Begin Selected extract

Whether they are actually going ahead with these kinds of deals is another question, though. Many bankers said these transactions are only being discussed, with issuers preferring to take a wait-and-see approach before pulling the trigger.

That, however, may be a mistake. Banks and issuers need to show they are nimble to rapidly changing market conditions and take the plunge to tackle their financing requirements. If the first four months of 2022 have taught markets anything, it’s that volatility — be it due to geopolitics, China’s property bond crisis or the rout in technology stocks — is never too far away. Being prepared is key.

While borrowers need to be brave, banks should also be ready to make daring calls when needed and offer clients timely advice. The depth of liquidity in Asia’s loan market certainly helps their case.

The sluggish of market participants is visible in other ways too.

Take a recent survey conducted by the Asia Pacific Loan Market Association (APLMA) about switching out of Libor and into the secured overnight financial rate, which replaced Libor beginning this year. APLMA found that despite Sofr having officially succeeded Libor, it will take at least a year to remove references to Libor from all existing loans in Asia Pacific.

End Selected extract

Directive: Carry the passage on Asia's loan market forward from its final sentence about removing Libor references from existing loans. The items that come next have no connection to the passage on Asia's loan market.

Begin Data rows

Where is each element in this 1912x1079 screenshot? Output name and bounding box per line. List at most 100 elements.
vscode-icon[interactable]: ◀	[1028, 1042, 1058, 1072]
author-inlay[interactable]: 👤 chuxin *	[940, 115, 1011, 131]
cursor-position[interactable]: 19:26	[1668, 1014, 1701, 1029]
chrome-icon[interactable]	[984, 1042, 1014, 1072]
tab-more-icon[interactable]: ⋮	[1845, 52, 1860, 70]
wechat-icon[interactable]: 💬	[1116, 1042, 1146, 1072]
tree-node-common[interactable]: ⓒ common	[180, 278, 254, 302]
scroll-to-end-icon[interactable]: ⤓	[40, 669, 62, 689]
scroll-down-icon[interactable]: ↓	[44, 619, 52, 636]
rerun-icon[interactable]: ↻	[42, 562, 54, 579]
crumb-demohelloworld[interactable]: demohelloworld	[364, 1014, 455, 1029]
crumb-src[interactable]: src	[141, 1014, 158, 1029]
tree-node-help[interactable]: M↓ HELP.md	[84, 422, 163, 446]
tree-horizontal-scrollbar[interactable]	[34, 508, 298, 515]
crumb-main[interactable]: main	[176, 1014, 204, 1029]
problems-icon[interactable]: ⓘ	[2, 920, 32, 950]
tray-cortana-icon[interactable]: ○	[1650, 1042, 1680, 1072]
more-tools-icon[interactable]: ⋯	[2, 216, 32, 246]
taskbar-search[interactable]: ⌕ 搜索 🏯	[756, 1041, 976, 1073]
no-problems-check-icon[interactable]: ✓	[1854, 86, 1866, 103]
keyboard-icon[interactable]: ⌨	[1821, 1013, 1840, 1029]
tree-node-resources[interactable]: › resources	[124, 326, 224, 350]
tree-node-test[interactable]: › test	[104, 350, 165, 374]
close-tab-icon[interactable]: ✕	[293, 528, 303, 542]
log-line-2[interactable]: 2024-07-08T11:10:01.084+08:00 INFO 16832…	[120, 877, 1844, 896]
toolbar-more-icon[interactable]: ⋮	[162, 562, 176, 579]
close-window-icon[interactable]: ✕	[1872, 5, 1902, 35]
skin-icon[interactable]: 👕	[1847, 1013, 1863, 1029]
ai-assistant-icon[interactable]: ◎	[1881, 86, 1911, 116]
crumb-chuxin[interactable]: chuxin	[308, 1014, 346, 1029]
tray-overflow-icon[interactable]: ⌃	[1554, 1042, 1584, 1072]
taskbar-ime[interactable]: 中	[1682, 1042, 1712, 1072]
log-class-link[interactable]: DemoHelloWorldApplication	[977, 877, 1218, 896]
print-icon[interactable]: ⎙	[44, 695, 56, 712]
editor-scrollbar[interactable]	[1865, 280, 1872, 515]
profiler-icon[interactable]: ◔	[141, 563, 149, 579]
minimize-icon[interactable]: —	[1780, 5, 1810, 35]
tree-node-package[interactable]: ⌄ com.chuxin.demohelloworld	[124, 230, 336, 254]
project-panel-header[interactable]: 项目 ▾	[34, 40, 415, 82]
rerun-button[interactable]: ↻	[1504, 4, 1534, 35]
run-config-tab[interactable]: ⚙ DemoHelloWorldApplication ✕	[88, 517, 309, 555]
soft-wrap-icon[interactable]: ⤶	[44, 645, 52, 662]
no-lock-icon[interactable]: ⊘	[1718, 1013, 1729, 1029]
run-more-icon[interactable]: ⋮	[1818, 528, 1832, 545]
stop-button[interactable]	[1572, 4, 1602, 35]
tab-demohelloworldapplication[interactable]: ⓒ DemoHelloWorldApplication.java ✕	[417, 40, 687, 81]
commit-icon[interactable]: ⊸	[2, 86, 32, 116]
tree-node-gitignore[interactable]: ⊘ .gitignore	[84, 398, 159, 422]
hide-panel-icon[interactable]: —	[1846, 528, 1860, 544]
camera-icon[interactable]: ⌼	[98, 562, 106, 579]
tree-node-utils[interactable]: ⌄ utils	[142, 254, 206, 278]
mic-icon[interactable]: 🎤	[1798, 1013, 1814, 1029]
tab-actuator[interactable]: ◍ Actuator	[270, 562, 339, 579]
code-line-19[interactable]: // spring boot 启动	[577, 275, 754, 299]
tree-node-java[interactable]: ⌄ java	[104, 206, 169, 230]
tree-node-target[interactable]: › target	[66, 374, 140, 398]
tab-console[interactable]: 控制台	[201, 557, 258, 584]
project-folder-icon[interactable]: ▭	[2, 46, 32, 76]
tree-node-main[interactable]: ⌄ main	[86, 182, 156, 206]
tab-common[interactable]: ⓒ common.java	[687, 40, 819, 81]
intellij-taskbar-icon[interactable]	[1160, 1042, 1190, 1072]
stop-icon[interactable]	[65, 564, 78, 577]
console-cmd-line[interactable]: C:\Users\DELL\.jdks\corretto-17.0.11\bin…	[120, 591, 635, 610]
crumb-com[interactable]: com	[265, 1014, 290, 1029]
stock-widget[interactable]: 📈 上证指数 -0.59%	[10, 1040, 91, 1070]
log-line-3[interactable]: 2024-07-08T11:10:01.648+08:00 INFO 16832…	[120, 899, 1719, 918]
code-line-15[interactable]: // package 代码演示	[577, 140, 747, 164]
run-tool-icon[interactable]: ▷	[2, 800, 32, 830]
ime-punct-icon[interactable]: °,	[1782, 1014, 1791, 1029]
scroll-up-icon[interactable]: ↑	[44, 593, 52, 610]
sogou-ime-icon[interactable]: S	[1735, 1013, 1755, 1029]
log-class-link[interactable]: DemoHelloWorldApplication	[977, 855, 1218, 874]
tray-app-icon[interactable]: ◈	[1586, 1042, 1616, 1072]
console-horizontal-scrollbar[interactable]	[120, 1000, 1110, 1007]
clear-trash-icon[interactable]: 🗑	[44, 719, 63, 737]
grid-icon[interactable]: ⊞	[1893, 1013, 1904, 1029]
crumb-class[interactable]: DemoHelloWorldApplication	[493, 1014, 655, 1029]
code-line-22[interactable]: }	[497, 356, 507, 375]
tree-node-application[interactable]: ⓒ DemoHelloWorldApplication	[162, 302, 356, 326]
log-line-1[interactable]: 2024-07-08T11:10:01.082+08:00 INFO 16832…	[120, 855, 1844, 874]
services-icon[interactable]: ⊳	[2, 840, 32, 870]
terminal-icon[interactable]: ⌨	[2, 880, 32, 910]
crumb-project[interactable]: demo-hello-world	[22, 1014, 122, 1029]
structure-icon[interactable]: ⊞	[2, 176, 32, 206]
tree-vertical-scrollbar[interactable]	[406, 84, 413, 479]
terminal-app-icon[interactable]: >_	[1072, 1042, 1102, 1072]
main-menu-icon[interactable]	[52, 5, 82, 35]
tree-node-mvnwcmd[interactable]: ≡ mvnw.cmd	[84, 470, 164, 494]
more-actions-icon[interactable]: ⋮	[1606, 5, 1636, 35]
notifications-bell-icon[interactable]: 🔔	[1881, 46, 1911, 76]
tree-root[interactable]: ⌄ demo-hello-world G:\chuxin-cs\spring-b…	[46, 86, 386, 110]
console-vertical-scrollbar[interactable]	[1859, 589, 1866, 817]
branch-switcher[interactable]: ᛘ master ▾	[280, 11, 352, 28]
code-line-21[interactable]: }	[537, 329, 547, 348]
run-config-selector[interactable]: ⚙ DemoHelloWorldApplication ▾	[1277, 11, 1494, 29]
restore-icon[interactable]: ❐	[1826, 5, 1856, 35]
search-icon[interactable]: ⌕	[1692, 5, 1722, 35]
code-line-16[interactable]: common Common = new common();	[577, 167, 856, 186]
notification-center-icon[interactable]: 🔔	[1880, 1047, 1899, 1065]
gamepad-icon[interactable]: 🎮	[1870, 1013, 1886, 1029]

End Data rows
Begin Data rows

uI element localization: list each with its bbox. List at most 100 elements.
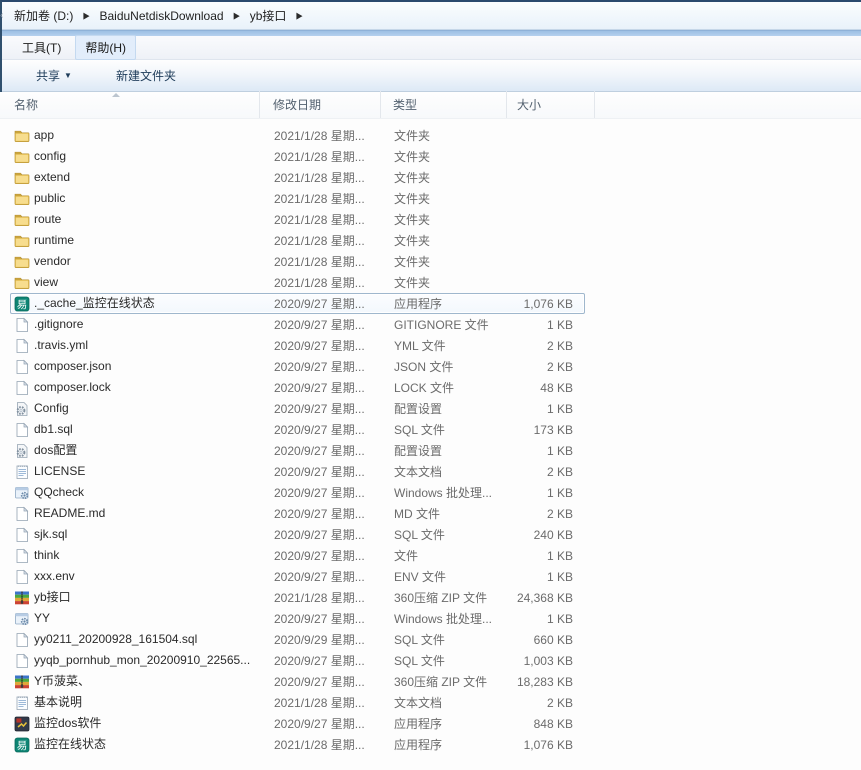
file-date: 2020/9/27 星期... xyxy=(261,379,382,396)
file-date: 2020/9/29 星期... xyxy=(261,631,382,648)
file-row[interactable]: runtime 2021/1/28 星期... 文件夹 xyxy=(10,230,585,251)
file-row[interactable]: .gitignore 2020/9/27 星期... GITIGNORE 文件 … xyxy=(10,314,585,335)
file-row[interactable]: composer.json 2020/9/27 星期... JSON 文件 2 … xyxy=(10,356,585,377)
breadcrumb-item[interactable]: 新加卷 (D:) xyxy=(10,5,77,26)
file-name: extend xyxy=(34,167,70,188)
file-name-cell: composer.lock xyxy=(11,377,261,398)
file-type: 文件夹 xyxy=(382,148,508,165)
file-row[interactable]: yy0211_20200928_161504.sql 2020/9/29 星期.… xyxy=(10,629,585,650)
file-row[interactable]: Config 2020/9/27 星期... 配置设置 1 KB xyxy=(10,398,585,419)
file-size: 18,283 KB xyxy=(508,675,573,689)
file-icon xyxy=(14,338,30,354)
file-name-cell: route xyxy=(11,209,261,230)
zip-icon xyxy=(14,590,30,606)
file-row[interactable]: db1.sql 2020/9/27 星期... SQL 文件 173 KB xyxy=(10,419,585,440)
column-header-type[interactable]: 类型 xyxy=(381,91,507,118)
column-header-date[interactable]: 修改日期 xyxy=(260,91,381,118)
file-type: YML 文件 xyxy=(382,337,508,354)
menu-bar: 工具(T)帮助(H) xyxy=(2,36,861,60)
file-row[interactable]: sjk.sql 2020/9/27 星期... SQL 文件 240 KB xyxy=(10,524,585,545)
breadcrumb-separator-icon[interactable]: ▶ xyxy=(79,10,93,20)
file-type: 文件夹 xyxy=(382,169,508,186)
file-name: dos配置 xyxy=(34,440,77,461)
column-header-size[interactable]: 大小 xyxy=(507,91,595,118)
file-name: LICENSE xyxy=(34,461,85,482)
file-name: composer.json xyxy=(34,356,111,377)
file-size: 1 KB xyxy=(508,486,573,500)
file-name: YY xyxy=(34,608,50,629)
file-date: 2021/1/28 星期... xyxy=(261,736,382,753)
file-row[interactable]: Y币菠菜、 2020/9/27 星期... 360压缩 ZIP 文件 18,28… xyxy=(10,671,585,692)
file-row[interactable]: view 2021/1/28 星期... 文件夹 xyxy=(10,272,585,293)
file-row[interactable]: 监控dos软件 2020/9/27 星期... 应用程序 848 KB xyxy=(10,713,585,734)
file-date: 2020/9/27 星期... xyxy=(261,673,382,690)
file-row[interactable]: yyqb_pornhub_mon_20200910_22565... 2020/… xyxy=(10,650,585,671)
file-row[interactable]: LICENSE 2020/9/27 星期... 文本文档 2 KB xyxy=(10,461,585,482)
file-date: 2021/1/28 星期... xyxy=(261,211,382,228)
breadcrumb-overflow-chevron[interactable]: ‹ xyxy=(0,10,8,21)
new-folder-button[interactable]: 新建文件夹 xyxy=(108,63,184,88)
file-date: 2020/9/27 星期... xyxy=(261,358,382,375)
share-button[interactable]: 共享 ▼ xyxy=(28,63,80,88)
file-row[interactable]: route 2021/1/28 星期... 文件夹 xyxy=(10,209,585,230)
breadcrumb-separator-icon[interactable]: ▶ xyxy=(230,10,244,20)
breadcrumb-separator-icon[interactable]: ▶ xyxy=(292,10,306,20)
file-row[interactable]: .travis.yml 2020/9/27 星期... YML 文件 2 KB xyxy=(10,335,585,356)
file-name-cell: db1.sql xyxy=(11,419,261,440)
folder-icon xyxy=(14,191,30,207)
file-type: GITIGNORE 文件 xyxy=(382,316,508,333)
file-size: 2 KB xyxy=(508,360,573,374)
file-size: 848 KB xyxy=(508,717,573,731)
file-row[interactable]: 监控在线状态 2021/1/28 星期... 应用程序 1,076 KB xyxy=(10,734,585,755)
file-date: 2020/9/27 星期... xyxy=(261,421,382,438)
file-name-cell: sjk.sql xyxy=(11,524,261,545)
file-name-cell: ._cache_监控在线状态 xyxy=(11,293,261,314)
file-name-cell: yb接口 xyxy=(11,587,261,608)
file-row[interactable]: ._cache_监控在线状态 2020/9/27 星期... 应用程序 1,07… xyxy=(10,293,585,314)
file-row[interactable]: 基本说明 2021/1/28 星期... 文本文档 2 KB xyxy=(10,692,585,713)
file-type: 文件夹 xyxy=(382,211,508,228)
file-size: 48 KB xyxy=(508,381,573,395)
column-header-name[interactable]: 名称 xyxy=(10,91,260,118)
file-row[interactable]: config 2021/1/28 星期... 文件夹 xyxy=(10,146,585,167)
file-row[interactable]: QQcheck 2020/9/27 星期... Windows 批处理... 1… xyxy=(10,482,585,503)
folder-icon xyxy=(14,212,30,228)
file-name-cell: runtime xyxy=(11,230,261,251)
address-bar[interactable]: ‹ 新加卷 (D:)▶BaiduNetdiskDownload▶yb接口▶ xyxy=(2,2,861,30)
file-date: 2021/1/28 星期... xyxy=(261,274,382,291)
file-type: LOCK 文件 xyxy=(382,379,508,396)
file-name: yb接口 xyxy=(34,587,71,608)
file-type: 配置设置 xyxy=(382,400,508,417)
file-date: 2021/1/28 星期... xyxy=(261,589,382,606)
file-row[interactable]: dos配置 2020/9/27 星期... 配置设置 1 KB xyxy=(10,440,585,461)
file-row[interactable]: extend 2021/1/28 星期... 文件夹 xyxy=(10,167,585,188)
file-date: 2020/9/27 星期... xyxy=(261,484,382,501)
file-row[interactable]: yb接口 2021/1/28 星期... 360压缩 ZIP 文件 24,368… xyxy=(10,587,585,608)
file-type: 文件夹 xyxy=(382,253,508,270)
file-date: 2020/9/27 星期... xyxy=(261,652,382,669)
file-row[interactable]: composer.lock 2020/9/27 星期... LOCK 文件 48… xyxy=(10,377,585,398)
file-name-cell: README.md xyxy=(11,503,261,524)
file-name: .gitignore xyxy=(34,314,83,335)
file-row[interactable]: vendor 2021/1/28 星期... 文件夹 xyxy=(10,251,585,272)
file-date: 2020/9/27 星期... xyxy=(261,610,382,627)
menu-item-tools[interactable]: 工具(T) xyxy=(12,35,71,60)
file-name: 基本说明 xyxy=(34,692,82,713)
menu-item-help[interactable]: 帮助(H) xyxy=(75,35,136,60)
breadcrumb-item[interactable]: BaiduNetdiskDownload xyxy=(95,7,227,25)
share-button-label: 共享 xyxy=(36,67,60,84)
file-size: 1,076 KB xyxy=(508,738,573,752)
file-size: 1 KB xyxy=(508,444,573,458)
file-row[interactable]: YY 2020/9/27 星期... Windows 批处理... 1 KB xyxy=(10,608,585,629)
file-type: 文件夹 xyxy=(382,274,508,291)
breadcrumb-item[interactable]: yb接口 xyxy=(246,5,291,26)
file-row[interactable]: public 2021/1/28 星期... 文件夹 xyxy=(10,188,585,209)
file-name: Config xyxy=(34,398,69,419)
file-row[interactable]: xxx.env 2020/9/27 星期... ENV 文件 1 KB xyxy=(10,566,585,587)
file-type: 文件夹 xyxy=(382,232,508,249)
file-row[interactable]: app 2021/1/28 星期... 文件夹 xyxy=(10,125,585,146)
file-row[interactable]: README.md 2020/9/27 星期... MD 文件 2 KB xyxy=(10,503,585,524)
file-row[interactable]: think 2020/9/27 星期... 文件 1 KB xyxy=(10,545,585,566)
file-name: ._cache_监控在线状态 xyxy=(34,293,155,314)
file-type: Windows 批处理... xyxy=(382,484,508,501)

End Data rows

Result for this task:
After polling 90 institutions among APLMA’s members, only 8.2% said they can complete the remediation of the legacy book in the first half of this year, while 37.7% said the process would be completed by the end of 2022.

Over half of the respondents said they expect to complete the remediation process on existing loans in the first half of 2023. The delay is mainly due to a lack of consensus in Asia on the best way to calculate the new risk-free rate: whether to use term Sofr, Sofr compounded in arrears or daily simple Sofr. In comparison, the US market has already embraced term Sofr, while in the UK and many other markets, regulators are in favour of compounding methods.

Banks and regulators in Asia need to show a united front on this to hurry along the transition process before it’s too late.

As volatility increases globally, challenges facing loan market participants will also only increase. Being nimble and agile around decision making could go a long way.